Challenge -
Pull every line that holds the word "JSON" from the entries.

Provided records -

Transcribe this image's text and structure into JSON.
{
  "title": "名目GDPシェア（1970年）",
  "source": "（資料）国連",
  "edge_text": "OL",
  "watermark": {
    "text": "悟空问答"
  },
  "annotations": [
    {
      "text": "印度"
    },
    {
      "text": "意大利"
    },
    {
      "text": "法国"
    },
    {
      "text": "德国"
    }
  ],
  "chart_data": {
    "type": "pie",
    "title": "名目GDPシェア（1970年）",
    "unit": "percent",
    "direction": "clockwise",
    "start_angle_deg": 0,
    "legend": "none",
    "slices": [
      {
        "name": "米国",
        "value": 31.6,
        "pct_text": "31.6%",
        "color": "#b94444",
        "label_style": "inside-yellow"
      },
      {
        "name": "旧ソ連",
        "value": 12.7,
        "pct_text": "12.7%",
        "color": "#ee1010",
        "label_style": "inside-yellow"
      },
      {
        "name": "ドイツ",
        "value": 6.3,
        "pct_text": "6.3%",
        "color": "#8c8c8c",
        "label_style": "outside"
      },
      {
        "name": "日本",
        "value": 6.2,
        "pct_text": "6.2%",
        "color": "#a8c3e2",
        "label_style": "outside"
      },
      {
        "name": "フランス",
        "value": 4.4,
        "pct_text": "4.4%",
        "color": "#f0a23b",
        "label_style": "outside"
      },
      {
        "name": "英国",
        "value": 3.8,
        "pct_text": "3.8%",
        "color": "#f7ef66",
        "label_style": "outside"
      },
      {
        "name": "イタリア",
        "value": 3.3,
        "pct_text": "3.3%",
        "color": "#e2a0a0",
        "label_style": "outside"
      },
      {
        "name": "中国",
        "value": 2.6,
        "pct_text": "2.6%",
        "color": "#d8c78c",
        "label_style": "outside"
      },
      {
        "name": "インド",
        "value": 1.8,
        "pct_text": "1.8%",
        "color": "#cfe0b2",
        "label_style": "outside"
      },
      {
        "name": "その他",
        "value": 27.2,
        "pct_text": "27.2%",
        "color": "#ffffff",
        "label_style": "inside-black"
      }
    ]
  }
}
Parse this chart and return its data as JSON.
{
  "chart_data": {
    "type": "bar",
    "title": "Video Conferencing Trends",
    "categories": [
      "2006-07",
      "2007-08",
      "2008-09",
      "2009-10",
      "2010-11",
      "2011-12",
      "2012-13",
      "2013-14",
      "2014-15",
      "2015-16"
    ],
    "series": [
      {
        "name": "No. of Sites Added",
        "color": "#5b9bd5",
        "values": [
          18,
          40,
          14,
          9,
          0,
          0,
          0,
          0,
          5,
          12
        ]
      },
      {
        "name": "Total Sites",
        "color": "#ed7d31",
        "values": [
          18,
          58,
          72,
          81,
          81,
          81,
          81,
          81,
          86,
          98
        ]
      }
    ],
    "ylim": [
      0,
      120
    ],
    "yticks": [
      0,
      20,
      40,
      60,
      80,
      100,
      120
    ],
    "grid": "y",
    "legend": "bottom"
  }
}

Solved exercise -
Transcribe this image's text and structure into JSON.
Parse this chart and return its data as JSON.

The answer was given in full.